▶ **Exercise aim**
Reply with only the number of lines that contain the string "this".

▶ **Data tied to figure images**
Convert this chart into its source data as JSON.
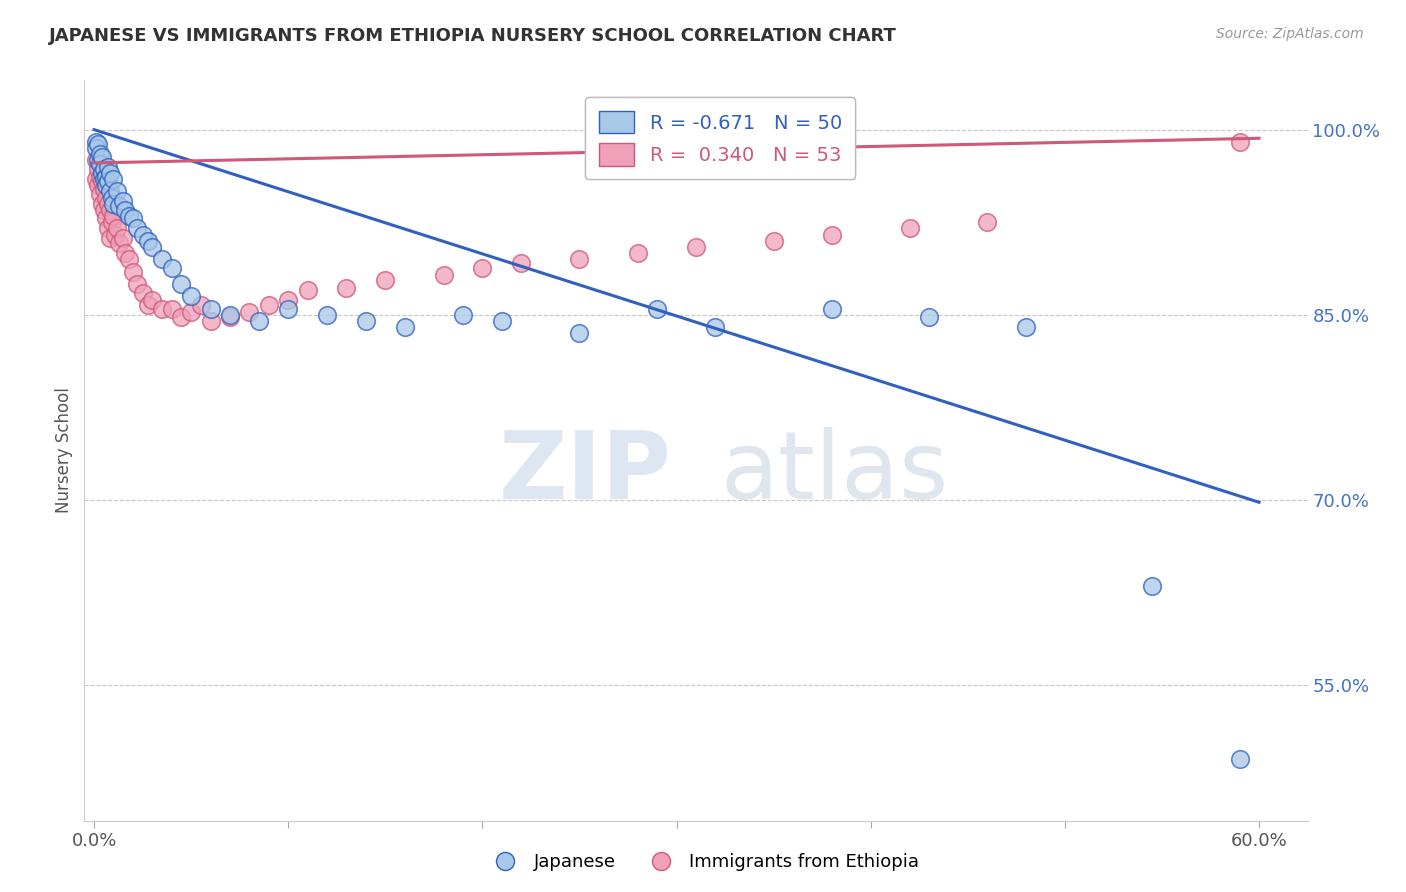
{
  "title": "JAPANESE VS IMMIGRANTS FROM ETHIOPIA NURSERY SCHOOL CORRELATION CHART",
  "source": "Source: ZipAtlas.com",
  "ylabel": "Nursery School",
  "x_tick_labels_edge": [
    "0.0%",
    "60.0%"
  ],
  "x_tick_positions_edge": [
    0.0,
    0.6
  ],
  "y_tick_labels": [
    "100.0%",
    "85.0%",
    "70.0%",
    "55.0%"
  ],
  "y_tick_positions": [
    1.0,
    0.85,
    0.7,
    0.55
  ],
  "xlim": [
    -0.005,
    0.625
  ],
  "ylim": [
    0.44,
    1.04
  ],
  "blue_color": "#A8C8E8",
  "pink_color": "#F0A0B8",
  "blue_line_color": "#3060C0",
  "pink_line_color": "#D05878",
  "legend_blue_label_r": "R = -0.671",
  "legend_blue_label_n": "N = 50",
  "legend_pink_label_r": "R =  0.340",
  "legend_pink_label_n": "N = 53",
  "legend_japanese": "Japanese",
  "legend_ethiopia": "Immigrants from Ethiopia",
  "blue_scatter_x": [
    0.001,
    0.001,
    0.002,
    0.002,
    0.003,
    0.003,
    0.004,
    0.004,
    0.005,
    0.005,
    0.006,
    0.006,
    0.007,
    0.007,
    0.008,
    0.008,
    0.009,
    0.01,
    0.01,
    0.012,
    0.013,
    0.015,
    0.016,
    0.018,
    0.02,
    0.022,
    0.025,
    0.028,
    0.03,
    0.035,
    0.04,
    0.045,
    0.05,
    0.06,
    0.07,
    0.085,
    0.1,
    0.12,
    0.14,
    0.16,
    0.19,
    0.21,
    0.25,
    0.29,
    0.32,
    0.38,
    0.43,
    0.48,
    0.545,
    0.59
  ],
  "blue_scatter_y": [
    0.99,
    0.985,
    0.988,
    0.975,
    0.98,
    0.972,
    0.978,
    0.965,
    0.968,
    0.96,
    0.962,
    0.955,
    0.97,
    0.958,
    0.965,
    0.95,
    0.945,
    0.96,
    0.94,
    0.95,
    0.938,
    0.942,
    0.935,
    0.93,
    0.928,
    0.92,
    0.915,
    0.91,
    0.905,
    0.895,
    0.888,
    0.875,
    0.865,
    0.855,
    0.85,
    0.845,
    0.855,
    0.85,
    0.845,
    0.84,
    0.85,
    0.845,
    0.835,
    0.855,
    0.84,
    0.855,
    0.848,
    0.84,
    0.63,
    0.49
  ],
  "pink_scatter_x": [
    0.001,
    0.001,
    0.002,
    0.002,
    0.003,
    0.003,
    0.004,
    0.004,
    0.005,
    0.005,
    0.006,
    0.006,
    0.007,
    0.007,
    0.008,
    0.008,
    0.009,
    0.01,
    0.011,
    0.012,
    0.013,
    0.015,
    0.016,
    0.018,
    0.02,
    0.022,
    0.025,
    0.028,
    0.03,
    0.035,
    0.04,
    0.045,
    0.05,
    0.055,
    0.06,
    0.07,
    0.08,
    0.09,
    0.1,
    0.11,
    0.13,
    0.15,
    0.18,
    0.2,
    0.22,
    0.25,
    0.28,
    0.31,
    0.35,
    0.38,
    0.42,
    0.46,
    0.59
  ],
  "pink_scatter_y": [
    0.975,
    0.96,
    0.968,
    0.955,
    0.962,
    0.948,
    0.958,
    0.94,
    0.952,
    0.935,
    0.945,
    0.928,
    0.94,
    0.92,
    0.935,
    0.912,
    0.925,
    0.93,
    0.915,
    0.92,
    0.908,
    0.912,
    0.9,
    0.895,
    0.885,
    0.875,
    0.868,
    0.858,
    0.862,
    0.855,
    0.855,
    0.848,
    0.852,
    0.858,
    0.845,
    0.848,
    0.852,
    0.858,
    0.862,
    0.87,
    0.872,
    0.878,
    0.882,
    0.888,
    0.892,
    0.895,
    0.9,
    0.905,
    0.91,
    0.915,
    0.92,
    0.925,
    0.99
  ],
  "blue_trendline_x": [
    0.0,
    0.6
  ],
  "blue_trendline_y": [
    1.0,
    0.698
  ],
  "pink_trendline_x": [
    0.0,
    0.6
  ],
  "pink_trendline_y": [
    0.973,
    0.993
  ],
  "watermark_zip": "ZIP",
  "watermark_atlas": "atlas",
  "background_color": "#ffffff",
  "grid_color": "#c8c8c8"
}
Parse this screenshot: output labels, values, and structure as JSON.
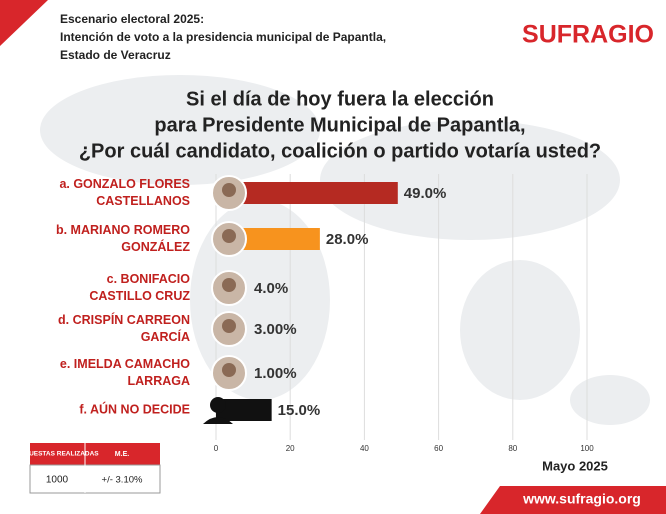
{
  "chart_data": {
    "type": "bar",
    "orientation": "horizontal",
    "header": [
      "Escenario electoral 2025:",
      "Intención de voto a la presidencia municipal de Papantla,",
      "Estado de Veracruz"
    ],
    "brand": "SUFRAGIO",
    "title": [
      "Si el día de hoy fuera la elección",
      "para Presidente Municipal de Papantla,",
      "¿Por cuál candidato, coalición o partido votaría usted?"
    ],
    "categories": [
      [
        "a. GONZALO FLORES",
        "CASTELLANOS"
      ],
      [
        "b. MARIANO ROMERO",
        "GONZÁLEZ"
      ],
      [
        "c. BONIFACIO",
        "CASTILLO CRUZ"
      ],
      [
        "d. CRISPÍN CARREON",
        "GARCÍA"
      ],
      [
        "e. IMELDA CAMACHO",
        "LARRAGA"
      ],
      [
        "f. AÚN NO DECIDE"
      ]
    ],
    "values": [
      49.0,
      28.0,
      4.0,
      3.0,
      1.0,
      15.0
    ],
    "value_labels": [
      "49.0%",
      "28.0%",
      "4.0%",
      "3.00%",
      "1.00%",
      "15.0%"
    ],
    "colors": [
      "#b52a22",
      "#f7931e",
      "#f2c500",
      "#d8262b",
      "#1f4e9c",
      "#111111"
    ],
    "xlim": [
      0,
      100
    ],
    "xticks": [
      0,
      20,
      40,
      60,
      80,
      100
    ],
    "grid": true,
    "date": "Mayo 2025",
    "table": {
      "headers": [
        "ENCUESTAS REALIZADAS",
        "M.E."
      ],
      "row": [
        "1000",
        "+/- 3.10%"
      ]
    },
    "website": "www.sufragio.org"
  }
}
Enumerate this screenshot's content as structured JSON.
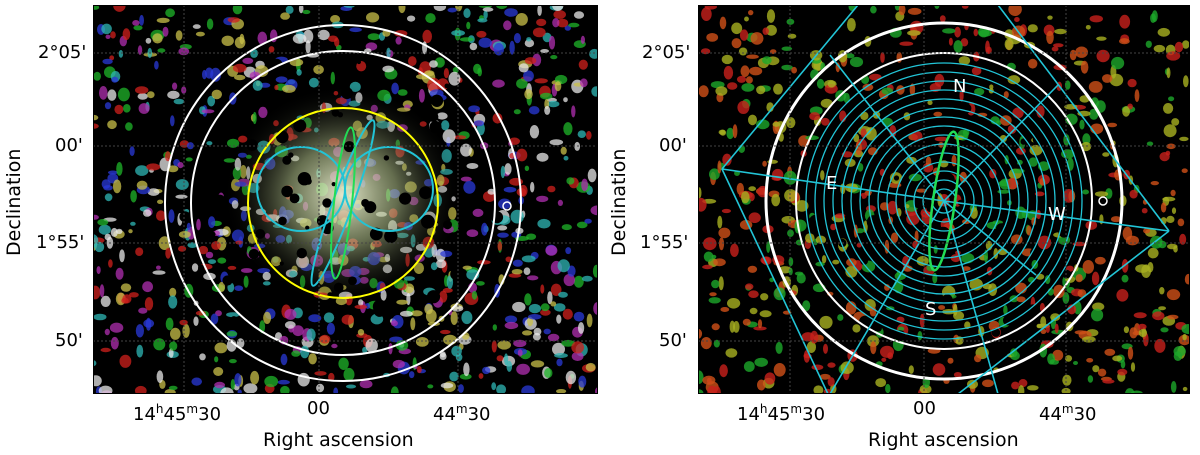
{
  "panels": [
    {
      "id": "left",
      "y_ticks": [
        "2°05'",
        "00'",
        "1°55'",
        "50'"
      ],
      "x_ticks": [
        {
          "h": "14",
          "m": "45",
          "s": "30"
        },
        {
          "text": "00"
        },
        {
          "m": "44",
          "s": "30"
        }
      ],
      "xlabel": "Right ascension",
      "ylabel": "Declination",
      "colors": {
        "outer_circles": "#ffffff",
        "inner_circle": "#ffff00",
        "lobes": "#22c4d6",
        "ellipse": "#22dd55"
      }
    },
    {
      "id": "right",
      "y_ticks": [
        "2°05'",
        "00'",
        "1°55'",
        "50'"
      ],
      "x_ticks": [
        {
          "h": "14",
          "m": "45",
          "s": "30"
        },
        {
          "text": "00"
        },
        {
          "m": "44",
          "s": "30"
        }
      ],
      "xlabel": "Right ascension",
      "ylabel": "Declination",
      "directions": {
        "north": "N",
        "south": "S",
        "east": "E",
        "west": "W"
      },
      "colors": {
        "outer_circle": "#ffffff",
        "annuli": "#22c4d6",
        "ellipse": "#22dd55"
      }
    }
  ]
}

▶ **Result of the exercise**
3